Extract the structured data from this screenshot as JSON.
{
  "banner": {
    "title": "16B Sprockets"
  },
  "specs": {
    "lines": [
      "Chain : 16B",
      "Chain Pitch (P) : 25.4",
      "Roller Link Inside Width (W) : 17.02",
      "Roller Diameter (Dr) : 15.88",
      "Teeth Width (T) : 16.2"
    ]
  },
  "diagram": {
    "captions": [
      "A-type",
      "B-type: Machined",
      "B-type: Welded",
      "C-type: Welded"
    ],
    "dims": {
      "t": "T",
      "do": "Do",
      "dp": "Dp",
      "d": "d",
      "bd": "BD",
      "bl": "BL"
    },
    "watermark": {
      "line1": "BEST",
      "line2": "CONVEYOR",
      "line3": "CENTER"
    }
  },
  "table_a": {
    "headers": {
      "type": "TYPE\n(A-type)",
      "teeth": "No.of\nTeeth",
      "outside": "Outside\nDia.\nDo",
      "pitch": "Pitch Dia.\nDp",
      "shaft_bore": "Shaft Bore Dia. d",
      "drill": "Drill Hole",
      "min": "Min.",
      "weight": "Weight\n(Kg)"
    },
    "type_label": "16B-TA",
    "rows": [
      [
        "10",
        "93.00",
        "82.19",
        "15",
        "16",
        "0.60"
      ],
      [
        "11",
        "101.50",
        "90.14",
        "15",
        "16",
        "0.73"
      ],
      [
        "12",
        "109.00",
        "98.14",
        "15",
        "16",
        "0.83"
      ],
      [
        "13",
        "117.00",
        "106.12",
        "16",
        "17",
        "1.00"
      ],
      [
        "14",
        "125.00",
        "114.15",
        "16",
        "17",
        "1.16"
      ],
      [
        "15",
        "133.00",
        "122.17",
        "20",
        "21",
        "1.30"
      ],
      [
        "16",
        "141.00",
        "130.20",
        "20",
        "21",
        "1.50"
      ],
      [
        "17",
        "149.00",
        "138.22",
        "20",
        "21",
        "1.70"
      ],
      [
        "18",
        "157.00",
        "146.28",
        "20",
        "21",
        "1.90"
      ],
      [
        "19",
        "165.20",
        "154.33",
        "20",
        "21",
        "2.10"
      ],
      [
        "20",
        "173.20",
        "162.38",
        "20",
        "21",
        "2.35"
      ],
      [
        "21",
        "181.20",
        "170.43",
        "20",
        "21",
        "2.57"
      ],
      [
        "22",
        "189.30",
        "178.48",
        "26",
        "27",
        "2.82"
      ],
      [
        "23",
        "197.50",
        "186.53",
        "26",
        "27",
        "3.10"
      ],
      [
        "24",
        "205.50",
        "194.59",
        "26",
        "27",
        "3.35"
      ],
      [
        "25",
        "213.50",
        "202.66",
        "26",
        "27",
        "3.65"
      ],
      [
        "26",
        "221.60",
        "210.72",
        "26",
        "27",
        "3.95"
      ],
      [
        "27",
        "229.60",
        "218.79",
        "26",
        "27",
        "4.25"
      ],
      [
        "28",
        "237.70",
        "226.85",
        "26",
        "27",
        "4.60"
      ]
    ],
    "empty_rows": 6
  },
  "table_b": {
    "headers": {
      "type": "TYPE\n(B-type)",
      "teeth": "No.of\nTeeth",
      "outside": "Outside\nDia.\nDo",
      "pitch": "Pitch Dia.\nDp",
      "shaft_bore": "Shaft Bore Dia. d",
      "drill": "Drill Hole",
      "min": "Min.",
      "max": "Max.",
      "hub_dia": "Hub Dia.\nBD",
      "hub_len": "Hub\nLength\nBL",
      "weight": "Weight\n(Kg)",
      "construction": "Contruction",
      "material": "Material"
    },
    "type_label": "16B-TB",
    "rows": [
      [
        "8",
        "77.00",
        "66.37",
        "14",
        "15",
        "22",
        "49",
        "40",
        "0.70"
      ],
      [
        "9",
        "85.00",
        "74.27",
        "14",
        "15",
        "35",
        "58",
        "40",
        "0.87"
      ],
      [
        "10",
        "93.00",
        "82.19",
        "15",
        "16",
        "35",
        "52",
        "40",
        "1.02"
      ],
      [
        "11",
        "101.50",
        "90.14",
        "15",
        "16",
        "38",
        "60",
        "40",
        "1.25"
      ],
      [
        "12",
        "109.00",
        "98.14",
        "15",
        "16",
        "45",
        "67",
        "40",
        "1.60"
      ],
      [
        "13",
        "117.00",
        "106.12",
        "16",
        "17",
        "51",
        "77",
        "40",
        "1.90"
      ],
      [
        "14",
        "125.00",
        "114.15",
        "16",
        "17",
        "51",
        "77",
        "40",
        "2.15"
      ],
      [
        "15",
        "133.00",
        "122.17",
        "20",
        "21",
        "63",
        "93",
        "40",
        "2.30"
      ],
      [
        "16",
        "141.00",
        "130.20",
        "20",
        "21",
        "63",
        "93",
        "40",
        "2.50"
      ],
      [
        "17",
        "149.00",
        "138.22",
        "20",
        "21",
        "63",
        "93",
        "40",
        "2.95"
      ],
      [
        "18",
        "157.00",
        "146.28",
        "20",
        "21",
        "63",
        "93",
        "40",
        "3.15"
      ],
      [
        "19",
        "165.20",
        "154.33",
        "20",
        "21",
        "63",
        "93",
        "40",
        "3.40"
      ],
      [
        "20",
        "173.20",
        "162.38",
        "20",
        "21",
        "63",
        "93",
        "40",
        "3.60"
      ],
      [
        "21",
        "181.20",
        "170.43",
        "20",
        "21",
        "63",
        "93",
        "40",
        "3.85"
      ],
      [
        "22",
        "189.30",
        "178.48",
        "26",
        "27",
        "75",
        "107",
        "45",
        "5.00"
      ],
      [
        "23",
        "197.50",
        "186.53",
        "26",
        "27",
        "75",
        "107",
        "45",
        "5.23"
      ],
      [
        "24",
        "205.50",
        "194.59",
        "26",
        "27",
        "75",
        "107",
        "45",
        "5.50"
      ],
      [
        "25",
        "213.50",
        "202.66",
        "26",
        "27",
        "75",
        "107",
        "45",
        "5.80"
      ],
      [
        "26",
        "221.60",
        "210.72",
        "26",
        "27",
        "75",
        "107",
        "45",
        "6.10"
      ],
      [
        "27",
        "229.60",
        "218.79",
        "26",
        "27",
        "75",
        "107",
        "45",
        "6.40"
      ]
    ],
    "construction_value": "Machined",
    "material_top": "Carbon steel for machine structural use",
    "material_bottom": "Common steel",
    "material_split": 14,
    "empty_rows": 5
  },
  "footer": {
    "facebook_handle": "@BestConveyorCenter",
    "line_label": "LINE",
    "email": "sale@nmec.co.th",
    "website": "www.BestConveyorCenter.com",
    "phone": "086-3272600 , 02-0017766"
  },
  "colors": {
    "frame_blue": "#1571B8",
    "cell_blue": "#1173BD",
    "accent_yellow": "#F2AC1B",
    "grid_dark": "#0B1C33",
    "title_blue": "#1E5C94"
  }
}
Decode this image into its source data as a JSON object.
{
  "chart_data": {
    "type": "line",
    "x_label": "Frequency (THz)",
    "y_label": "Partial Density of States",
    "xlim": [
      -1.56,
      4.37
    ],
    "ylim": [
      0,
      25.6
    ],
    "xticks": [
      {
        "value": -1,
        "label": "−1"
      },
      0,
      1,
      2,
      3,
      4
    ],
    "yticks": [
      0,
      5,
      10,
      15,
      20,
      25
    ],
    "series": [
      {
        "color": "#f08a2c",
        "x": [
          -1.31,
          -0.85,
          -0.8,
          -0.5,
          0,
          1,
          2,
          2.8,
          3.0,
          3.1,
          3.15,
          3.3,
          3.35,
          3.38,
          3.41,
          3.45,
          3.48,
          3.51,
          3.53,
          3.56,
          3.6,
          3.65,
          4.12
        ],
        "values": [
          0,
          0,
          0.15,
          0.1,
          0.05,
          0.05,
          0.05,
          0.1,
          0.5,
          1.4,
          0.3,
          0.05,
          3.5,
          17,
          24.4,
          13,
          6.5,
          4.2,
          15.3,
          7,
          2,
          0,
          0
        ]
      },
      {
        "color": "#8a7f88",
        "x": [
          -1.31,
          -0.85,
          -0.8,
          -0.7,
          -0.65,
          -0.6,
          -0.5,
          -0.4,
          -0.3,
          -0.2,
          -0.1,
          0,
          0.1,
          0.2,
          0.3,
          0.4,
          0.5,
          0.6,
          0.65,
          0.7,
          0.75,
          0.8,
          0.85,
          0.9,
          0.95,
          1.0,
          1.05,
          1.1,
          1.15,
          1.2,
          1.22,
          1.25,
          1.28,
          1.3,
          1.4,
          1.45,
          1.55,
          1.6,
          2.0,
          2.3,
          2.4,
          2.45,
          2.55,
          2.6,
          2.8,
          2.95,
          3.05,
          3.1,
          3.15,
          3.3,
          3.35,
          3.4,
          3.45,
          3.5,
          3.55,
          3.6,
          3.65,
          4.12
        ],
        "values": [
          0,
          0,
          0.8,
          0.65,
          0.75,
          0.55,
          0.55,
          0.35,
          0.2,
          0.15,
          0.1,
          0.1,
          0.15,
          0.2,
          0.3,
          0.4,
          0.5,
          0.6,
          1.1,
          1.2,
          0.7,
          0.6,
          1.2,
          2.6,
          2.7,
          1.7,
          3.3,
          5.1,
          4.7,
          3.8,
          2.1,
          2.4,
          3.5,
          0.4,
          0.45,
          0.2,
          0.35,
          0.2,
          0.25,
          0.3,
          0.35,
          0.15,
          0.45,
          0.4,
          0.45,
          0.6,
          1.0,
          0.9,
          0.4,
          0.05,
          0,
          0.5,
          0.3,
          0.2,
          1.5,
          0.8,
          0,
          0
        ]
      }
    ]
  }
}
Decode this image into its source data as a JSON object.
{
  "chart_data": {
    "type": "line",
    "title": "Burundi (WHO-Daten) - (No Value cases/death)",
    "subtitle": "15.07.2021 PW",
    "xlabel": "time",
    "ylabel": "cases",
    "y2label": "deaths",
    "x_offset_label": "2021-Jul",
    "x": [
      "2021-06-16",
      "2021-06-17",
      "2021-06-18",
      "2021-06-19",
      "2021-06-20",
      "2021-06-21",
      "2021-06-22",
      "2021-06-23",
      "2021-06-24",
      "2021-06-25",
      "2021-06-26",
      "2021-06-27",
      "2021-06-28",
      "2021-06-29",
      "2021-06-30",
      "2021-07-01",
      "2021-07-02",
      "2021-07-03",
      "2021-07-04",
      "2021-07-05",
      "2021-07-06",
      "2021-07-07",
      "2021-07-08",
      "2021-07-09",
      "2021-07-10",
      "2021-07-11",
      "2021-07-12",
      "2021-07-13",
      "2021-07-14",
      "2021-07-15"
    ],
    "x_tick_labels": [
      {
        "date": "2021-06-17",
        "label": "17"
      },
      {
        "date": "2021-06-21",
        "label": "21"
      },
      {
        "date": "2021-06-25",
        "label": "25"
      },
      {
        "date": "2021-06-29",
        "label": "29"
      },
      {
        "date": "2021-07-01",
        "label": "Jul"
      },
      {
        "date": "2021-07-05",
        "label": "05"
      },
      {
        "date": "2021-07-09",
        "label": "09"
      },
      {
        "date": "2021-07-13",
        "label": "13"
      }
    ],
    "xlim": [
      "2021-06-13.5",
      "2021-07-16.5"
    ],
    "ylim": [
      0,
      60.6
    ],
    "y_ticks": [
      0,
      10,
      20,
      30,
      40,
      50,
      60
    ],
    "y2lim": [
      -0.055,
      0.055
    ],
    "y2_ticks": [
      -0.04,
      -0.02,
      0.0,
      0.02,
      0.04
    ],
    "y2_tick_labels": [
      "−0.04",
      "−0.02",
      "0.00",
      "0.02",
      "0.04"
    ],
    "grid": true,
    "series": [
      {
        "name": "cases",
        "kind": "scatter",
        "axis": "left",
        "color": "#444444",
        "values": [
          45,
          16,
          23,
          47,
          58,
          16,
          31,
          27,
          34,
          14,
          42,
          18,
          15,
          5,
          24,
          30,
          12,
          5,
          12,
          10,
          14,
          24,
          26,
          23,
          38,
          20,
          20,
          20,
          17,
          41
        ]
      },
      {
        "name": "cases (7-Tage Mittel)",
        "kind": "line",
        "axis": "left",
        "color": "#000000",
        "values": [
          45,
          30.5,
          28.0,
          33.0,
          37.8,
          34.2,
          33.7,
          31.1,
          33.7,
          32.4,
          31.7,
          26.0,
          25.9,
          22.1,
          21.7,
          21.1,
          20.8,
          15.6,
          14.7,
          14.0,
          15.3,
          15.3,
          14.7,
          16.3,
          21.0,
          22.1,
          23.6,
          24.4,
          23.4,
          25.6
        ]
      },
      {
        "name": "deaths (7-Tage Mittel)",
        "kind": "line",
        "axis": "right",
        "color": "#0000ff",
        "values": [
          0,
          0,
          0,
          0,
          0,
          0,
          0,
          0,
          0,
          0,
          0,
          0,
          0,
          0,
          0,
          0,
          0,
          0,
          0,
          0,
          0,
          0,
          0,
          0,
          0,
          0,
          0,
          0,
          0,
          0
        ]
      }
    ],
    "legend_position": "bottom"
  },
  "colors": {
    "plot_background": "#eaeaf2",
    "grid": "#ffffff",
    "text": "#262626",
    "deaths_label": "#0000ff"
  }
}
------------------------
Isolate the lines that hold the word "name" and copy all of them.

Finished answer:
        "name": "cases",
        "name": "cases (7-Tage Mittel)",
        "name": "deaths (7-Tage Mittel)",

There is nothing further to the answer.